> _Exercise prompt_:
List the lines of this listing that hold the word "Moho".

Source data start

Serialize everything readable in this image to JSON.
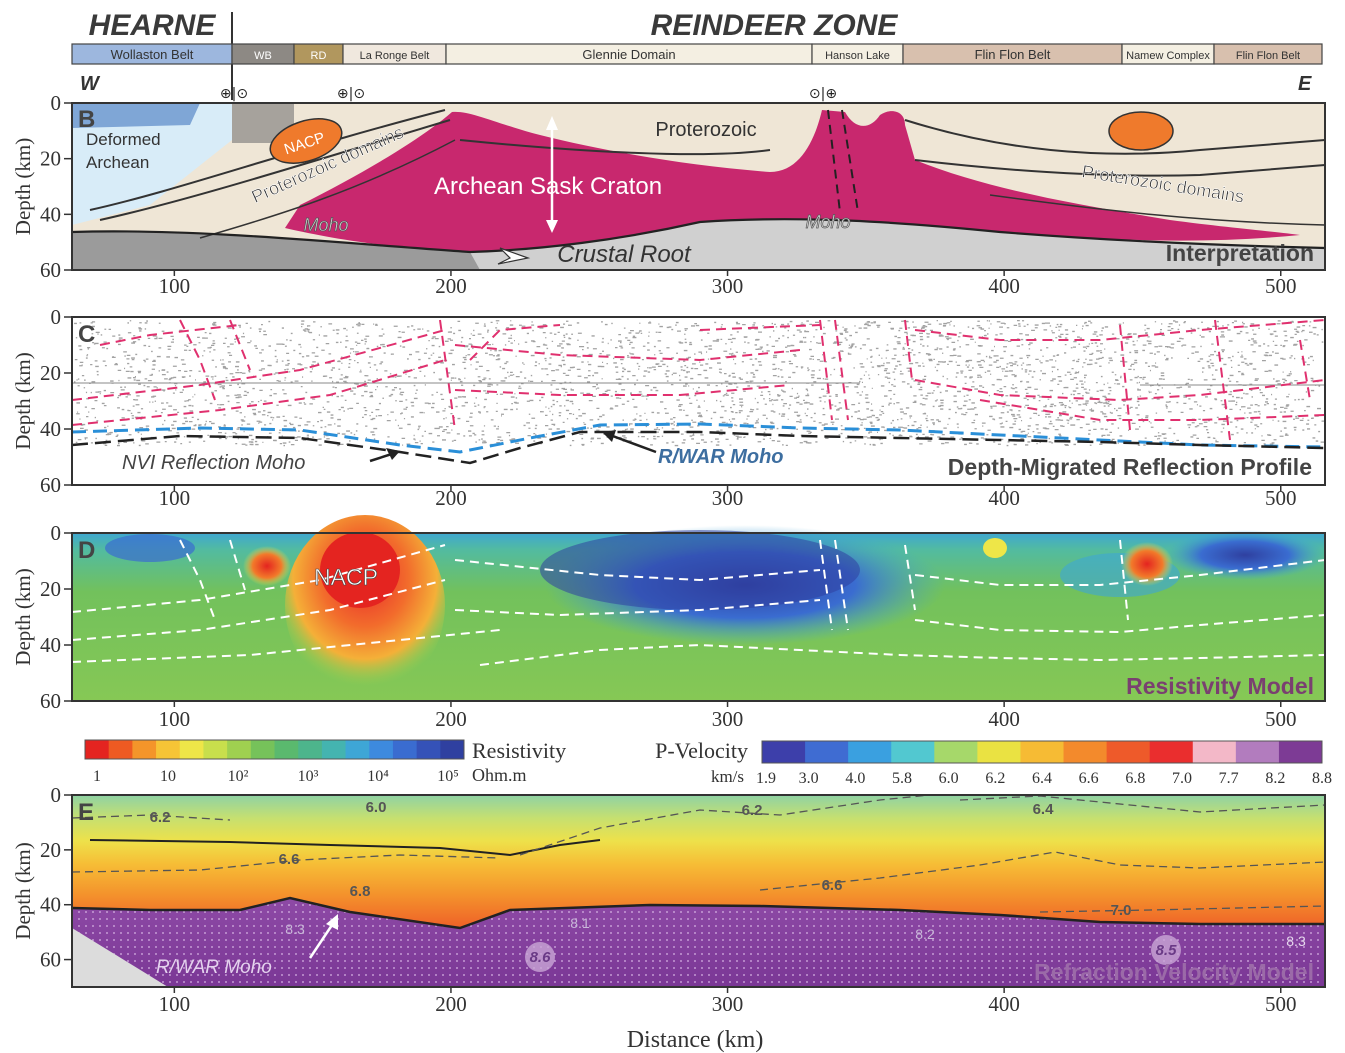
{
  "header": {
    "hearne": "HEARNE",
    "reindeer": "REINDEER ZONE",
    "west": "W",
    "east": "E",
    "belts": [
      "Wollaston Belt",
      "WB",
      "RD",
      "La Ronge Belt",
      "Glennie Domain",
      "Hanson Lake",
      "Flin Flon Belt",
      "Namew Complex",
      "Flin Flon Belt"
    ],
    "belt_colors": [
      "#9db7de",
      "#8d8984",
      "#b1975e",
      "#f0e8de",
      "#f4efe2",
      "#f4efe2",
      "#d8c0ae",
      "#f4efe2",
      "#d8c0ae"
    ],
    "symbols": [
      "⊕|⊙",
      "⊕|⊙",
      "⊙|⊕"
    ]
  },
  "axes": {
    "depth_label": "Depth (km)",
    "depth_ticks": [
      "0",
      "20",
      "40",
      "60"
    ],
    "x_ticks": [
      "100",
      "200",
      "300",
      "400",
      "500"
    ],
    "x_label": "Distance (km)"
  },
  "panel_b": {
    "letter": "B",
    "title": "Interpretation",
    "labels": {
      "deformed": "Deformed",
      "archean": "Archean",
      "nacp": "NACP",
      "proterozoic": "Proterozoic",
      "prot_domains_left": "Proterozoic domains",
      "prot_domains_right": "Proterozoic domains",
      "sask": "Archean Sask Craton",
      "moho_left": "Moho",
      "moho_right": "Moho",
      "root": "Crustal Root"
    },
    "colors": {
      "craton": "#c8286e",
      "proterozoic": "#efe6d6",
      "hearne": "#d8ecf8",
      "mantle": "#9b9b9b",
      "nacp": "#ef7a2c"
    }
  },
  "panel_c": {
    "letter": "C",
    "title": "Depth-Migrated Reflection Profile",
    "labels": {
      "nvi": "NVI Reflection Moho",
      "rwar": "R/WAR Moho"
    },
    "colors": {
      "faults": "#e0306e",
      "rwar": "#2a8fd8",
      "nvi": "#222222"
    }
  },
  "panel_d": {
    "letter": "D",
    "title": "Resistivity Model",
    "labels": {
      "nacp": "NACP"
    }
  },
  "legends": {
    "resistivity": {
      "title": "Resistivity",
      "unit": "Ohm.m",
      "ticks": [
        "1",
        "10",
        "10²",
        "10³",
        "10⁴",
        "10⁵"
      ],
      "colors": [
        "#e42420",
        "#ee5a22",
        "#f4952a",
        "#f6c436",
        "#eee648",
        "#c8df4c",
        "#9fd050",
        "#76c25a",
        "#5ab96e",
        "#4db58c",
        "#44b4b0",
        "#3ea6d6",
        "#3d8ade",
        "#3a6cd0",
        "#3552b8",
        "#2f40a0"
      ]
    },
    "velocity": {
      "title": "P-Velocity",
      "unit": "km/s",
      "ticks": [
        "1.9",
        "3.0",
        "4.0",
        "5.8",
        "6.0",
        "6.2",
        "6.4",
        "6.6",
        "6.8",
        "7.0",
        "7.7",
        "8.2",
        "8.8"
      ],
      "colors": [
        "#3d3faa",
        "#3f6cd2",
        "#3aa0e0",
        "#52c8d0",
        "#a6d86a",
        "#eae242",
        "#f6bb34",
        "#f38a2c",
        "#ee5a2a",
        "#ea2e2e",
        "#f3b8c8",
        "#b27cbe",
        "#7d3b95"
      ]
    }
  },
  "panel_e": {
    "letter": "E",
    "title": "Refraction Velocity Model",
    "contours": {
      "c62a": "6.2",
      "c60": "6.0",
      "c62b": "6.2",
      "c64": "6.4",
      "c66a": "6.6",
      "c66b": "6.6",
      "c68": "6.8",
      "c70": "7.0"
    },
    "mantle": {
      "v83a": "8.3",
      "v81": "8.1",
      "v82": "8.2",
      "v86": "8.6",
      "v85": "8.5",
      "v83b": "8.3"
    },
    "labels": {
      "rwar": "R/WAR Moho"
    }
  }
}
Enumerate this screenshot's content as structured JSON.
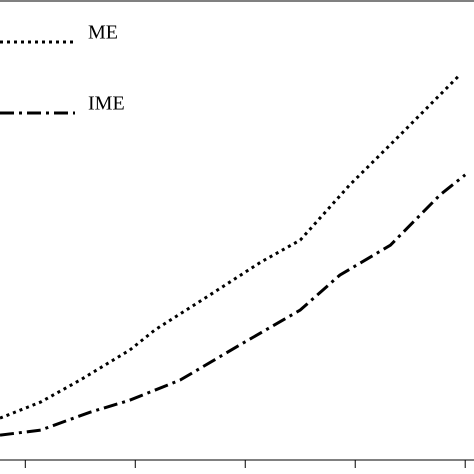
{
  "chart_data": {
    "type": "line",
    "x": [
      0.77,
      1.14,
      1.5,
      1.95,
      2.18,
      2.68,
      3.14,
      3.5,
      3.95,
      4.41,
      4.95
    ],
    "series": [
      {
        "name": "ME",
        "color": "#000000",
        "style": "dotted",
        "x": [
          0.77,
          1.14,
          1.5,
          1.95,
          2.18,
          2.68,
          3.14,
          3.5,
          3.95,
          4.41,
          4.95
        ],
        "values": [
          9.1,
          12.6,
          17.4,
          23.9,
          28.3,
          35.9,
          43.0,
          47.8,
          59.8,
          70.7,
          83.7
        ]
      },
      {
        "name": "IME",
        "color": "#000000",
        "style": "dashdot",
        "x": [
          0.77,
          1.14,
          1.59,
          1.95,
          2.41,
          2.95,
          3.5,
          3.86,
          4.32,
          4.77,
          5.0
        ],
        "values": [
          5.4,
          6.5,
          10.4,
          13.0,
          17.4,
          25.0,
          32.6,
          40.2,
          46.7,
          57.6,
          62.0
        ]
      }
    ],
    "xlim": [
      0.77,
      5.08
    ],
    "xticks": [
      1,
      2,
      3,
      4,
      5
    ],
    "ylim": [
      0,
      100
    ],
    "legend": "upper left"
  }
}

Source data end

> _Reply to the task_:
      "moho_left": "Moho",
      "moho_right": "Moho",
      "nvi": "NVI Reflection Moho",
      "rwar": "R/WAR Moho"
      "rwar": "R/WAR Moho"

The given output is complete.